◆ THE REQUEST:
Filter the records below for the word "group". Copy each line that holds it.

◆ DATASET ENTRIES:
*****
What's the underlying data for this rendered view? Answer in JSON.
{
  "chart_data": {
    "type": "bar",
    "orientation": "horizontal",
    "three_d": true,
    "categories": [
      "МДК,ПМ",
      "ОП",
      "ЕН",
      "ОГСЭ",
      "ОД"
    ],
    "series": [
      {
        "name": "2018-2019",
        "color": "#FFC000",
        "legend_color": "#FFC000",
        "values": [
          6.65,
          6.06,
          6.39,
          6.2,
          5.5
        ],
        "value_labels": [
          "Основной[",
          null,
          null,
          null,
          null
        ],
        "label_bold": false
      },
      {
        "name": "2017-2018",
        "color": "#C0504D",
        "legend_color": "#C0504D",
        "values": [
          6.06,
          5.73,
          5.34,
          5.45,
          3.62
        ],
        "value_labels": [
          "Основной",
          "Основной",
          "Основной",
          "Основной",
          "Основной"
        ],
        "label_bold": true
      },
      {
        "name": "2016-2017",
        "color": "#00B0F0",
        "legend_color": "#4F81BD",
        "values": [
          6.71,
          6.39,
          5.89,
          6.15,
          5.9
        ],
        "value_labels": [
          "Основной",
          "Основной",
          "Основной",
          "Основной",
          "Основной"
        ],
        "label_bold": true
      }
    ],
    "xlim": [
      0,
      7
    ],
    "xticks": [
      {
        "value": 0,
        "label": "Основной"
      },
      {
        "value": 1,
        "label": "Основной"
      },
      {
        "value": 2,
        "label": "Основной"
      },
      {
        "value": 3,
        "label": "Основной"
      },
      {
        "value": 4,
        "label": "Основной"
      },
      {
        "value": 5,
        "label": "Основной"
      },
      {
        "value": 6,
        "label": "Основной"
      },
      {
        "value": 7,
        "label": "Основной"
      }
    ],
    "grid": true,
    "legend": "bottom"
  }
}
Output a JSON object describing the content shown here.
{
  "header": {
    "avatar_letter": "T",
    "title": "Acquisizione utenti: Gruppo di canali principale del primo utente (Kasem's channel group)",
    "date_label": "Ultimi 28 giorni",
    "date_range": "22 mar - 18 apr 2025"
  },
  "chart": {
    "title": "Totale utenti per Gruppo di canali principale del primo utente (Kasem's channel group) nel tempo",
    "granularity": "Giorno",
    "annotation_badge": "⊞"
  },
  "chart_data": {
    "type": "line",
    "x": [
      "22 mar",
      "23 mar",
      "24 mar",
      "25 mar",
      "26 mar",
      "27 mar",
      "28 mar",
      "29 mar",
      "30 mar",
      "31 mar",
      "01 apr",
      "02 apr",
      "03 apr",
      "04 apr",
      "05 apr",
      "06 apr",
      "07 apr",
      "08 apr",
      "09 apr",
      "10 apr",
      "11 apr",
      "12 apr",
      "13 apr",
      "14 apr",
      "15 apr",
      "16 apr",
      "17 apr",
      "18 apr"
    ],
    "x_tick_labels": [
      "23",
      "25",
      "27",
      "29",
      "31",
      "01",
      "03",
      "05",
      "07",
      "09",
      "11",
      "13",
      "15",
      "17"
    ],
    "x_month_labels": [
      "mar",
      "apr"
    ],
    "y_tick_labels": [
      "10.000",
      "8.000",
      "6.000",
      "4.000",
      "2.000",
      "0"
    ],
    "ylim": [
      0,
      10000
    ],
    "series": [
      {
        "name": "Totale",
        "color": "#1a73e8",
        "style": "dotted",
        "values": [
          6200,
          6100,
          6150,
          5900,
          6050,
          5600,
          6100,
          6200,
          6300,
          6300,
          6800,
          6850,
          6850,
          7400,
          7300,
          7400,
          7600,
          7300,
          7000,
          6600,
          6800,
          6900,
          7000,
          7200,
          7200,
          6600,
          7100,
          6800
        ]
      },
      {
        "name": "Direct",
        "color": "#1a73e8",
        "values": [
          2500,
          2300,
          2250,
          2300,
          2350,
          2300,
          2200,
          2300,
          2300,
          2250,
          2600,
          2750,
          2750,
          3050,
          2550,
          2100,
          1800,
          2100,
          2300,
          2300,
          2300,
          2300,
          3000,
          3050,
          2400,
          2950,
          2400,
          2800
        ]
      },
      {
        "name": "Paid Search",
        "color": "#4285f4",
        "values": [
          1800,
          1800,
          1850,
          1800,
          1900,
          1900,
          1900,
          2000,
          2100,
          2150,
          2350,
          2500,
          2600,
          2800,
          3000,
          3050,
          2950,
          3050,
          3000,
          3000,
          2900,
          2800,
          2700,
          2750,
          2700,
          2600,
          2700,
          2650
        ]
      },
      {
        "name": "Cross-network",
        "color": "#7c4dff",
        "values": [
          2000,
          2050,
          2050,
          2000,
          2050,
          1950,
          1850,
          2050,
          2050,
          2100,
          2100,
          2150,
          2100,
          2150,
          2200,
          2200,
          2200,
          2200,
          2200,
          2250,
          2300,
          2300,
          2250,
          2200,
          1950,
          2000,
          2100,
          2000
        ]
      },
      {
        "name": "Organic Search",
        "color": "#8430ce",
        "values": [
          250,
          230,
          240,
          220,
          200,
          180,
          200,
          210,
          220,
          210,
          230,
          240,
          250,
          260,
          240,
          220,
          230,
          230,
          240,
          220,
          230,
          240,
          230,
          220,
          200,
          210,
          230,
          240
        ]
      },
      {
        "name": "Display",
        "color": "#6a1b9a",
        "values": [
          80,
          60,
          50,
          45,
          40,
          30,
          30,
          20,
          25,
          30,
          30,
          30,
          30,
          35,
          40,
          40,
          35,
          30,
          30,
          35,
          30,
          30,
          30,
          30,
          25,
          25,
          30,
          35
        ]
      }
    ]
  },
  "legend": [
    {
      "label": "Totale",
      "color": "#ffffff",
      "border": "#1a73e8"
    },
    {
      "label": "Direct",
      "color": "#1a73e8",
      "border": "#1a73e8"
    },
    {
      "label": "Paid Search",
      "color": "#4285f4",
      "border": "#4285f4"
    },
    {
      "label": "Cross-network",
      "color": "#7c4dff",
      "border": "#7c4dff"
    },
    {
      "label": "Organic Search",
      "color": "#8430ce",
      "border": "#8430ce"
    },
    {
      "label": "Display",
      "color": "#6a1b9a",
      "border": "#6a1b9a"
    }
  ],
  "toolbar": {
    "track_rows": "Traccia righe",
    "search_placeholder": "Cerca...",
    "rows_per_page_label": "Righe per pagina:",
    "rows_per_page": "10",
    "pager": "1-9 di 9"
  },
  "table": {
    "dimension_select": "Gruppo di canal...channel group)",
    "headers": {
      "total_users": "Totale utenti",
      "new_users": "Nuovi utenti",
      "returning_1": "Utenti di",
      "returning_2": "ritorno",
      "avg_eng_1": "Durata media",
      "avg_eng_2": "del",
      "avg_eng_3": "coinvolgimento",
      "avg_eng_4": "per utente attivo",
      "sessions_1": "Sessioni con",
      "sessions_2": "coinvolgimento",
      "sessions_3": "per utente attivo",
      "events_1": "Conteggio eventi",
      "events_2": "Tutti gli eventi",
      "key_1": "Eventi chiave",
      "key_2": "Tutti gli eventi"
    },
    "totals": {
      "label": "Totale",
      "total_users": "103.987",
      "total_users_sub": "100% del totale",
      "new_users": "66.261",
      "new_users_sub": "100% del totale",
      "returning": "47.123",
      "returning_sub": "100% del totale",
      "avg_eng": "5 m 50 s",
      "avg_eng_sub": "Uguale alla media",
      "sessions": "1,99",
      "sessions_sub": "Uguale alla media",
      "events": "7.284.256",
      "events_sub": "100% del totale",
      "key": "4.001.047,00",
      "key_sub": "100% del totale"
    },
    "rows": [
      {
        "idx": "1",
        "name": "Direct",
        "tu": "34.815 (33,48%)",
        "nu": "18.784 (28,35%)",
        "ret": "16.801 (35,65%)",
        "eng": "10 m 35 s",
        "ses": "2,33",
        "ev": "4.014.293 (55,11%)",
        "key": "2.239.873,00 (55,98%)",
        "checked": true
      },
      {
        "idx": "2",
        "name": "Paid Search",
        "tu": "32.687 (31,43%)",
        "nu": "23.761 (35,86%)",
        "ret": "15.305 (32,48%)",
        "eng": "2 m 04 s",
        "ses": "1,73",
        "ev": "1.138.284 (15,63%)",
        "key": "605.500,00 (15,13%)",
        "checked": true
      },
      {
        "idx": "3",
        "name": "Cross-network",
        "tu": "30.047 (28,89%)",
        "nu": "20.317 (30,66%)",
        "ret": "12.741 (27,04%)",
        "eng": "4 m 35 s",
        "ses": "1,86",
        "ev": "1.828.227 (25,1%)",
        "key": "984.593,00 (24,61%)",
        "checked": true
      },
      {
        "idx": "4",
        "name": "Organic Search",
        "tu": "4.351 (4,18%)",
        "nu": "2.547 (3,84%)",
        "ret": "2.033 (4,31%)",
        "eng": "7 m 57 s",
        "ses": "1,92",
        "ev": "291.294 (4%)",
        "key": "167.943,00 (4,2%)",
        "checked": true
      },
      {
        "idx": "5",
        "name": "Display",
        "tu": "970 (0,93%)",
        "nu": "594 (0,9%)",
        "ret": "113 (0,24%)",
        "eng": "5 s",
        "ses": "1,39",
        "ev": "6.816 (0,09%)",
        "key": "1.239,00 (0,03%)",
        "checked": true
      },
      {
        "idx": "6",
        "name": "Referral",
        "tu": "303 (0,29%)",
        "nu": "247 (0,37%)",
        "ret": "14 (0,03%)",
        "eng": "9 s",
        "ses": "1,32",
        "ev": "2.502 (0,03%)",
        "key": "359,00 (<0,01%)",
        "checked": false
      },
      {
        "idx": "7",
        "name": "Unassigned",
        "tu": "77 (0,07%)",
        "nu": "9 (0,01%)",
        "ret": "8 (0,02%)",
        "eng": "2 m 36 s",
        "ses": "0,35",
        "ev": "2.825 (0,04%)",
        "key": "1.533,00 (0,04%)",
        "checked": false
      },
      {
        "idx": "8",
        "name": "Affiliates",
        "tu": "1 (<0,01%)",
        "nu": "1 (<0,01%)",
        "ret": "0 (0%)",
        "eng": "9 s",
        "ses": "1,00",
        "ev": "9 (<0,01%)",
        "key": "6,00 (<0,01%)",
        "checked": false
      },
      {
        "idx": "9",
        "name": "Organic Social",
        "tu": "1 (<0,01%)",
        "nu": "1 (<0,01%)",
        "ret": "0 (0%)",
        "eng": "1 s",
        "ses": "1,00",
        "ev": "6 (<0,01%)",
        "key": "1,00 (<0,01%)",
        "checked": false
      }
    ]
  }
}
*****
◆ FINISHED TASK:
    "title": "Acquisizione utenti: Gruppo di canali principale del primo utente (Kasem's channel group)",
    "title": "Totale utenti per Gruppo di canali principale del primo utente (Kasem's channel group) nel tempo",
    "dimension_select": "Gruppo di canal...channel group)",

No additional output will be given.